-- start --

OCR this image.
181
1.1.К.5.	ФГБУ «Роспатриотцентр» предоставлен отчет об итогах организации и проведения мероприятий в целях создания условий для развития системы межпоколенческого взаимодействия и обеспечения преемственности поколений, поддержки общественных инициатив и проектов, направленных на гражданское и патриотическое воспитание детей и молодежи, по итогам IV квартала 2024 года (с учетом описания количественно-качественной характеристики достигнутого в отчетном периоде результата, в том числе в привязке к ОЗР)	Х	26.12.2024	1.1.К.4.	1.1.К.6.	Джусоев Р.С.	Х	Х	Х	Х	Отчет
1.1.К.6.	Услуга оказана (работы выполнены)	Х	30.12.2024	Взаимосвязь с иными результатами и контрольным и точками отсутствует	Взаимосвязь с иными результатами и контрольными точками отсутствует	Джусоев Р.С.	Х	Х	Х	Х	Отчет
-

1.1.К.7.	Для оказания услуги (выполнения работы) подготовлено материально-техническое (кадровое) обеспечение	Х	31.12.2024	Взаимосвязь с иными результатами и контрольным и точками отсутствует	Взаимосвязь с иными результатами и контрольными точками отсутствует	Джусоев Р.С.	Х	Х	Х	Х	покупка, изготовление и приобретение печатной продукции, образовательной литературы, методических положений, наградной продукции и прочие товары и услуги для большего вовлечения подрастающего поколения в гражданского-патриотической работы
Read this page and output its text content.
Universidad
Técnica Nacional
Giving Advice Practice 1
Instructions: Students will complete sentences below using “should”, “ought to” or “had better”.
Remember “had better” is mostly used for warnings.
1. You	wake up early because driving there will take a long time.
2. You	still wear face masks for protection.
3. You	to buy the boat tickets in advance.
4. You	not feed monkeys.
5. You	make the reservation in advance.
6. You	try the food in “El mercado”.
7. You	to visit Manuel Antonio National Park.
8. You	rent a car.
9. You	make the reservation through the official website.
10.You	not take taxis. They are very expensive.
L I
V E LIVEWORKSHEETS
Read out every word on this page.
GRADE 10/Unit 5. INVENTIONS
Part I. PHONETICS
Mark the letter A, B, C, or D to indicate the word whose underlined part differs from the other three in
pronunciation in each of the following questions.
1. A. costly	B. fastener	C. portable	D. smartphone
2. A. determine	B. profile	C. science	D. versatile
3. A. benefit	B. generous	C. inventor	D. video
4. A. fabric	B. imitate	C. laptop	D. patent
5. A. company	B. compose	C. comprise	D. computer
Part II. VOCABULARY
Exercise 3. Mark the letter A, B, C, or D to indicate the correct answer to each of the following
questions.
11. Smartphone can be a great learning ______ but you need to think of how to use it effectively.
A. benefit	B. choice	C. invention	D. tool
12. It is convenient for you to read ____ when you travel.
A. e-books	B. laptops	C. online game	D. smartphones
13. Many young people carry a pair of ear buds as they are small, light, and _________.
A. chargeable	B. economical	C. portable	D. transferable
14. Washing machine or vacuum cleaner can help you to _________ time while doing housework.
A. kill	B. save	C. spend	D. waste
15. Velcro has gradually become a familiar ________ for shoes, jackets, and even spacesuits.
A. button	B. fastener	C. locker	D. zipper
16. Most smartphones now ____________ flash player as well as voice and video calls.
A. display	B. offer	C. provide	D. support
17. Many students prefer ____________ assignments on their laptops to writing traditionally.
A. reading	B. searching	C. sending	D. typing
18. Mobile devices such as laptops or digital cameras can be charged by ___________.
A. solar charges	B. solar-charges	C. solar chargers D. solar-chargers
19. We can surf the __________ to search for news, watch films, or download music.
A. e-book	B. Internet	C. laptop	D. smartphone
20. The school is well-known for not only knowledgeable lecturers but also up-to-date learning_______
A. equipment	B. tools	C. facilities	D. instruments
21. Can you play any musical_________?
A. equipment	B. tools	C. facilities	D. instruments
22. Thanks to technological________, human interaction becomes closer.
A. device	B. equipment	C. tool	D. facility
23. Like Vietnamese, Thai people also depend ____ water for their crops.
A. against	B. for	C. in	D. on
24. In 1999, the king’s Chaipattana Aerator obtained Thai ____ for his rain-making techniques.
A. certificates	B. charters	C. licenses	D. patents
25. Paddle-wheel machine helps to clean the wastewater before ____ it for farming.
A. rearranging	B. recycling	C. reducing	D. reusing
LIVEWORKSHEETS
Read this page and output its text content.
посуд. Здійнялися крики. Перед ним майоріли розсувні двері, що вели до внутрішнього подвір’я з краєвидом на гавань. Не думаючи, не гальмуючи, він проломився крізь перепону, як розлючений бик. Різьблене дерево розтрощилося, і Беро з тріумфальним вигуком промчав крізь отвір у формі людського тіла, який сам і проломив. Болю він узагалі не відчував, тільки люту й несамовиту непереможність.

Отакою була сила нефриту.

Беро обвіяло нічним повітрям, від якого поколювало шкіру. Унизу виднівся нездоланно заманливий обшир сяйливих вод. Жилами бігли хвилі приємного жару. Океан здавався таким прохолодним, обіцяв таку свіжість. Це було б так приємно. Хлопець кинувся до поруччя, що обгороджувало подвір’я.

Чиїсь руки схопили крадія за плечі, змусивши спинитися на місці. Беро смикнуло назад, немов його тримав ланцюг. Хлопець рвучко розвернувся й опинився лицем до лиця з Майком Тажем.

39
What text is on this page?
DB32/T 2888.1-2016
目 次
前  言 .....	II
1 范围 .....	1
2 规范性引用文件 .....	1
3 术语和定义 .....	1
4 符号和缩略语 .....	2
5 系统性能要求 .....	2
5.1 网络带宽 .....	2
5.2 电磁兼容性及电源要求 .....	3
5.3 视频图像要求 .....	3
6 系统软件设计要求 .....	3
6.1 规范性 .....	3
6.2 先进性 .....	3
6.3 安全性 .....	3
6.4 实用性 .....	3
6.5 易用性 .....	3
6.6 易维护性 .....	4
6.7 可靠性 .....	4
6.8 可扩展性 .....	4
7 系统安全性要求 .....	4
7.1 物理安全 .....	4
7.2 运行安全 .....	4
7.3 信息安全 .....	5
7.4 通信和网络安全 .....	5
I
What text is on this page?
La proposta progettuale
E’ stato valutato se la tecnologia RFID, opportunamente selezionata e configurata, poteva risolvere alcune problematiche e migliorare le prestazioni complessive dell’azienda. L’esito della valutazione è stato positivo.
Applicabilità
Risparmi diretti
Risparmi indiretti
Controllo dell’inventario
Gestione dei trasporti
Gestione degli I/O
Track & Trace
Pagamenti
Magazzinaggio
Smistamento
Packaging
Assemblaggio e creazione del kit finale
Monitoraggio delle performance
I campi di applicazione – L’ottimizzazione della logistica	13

-- end --

**What to produce:**
Each record above should be returned exactly as it appears.

**Response below:**
OCR this image.
181
1.1.К.5.	ФГБУ «Роспатриотцентр» предоставлен отчет об итогах организации и проведения мероприятий в целях создания условий для развития системы межпоколенческого взаимодействия и обеспечения преемственности поколений, поддержки общественных инициатив и проектов, направленных на гражданское и патриотическое воспитание детей и молодежи, по итогам IV квартала 2024 года (с учетом описания количественно-качественной характеристики достигнутого в отчетном периоде результата, в том числе в привязке к ОЗР)	Х	26.12.2024	1.1.К.4.	1.1.К.6.	Джусоев Р.С.	Х	Х	Х	Х	Отчет
1.1.К.6.	Услуга оказана (работы выполнены)	Х	30.12.2024	Взаимосвязь с иными результатами и контрольным и точками отсутствует	Взаимосвязь с иными результатами и контрольными точками отсутствует	Джусоев Р.С.	Х	Х	Х	Х	Отчет
-

1.1.К.7.	Для оказания услуги (выполнения работы) подготовлено материально-техническое (кадровое) обеспечение	Х	31.12.2024	Взаимосвязь с иными результатами и контрольным и точками отсутствует	Взаимосвязь с иными результатами и контрольными точками отсутствует	Джусоев Р.С.	Х	Х	Х	Х	покупка, изготовление и приобретение печатной продукции, образовательной литературы, методических положений, наградной продукции и прочие товары и услуги для большего вовлечения подрастающего поколения в гражданского-патриотической работы
Read this page and output its text content.
Universidad
Técnica Nacional
Giving Advice Practice 1
Instructions: Students will complete sentences below using “should”, “ought to” or “had better”.
Remember “had better” is mostly used for warnings.
1. You	wake up early because driving there will take a long time.
2. You	still wear face masks for protection.
3. You	to buy the boat tickets in advance.
4. You	not feed monkeys.
5. You	make the reservation in advance.
6. You	try the food in “El mercado”.
7. You	to visit Manuel Antonio National Park.
8. You	rent a car.
9. You	make the reservation through the official website.
10.You	not take taxis. They are very expensive.
L I
V E LIVEWORKSHEETS
Read out every word on this page.
GRADE 10/Unit 5. INVENTIONS
Part I. PHONETICS
Mark the letter A, B, C, or D to indicate the word whose underlined part differs from the other three in
pronunciation in each of the following questions.
1. A. costly	B. fastener	C. portable	D. smartphone
2. A. determine	B. profile	C. science	D. versatile
3. A. benefit	B. generous	C. inventor	D. video
4. A. fabric	B. imitate	C. laptop	D. patent
5. A. company	B. compose	C. comprise	D. computer
Part II. VOCABULARY
Exercise 3. Mark the letter A, B, C, or D to indicate the correct answer to each of the following
questions.
11. Smartphone can be a great learning ______ but you need to think of how to use it effectively.
A. benefit	B. choice	C. invention	D. tool
12. It is convenient for you to read ____ when you travel.
A. e-books	B. laptops	C. online game	D. smartphones
13. Many young people carry a pair of ear buds as they are small, light, and _________.
A. chargeable	B. economical	C. portable	D. transferable
14. Washing machine or vacuum cleaner can help you to _________ time while doing housework.
A. kill	B. save	C. spend	D. waste
15. Velcro has gradually become a familiar ________ for shoes, jackets, and even spacesuits.
A. button	B. fastener	C. locker	D. zipper
16. Most smartphones now ____________ flash player as well as voice and video calls.
A. display	B. offer	C. provide	D. support
17. Many students prefer ____________ assignments on their laptops to writing traditionally.
A. reading	B. searching	C. sending	D. typing
18. Mobile devices such as laptops or digital cameras can be charged by ___________.
A. solar charges	B. solar-charges	C. solar chargers D. solar-chargers
19. We can surf the __________ to search for news, watch films, or download music.
A. e-book	B. Internet	C. laptop	D. smartphone
20. The school is well-known for not only knowledgeable lecturers but also up-to-date learning_______
A. equipment	B. tools	C. facilities	D. instruments
21. Can you play any musical_________?
A. equipment	B. tools	C. facilities	D. instruments
22. Thanks to technological________, human interaction becomes closer.
A. device	B. equipment	C. tool	D. facility
23. Like Vietnamese, Thai people also depend ____ water for their crops.
A. against	B. for	C. in	D. on
24. In 1999, the king’s Chaipattana Aerator obtained Thai ____ for his rain-making techniques.
A. certificates	B. charters	C. licenses	D. patents
25. Paddle-wheel machine helps to clean the wastewater before ____ it for farming.
A. rearranging	B. recycling	C. reducing	D. reusing
LIVEWORKSHEETS
Read this page and output its text content.
посуд. Здійнялися крики. Перед ним майоріли розсувні двері, що вели до внутрішнього подвір’я з краєвидом на гавань. Не думаючи, не гальмуючи, він проломився крізь перепону, як розлючений бик. Різьблене дерево розтрощилося, і Беро з тріумфальним вигуком промчав крізь отвір у формі людського тіла, який сам і проломив. Болю він узагалі не відчував, тільки люту й несамовиту непереможність.

Отакою була сила нефриту.

Беро обвіяло нічним повітрям, від якого поколювало шкіру. Унизу виднівся нездоланно заманливий обшир сяйливих вод. Жилами бігли хвилі приємного жару. Океан здавався таким прохолодним, обіцяв таку свіжість. Це було б так приємно. Хлопець кинувся до поруччя, що обгороджувало подвір’я.

Чиїсь руки схопили крадія за плечі, змусивши спинитися на місці. Беро смикнуло назад, немов його тримав ланцюг. Хлопець рвучко розвернувся й опинився лицем до лиця з Майком Тажем.

39
What text is on this page?
DB32/T 2888.1-2016
目 次
前  言 .....	II
1 范围 .....	1
2 规范性引用文件 .....	1
3 术语和定义 .....	1
4 符号和缩略语 .....	2
5 系统性能要求 .....	2
5.1 网络带宽 .....	2
5.2 电磁兼容性及电源要求 .....	3
5.3 视频图像要求 .....	3
6 系统软件设计要求 .....	3
6.1 规范性 .....	3
6.2 先进性 .....	3
6.3 安全性 .....	3
6.4 实用性 .....	3
6.5 易用性 .....	3
6.6 易维护性 .....	4
6.7 可靠性 .....	4
6.8 可扩展性 .....	4
7 系统安全性要求 .....	4
7.1 物理安全 .....	4
7.2 运行安全 .....	4
7.3 信息安全 .....	5
7.4 通信和网络安全 .....	5
I
What text is on this page?
La proposta progettuale
E’ stato valutato se la tecnologia RFID, opportunamente selezionata e configurata, poteva risolvere alcune problematiche e migliorare le prestazioni complessive dell’azienda. L’esito della valutazione è stato positivo.
Applicabilità
Risparmi diretti
Risparmi indiretti
Controllo dell’inventario
Gestione dei trasporti
Gestione degli I/O
Track & Trace
Pagamenti
Magazzinaggio
Smistamento
Packaging
Assemblaggio e creazione del kit finale
Monitoraggio delle performance
I campi di applicazione – L’ottimizzazione della logistica	13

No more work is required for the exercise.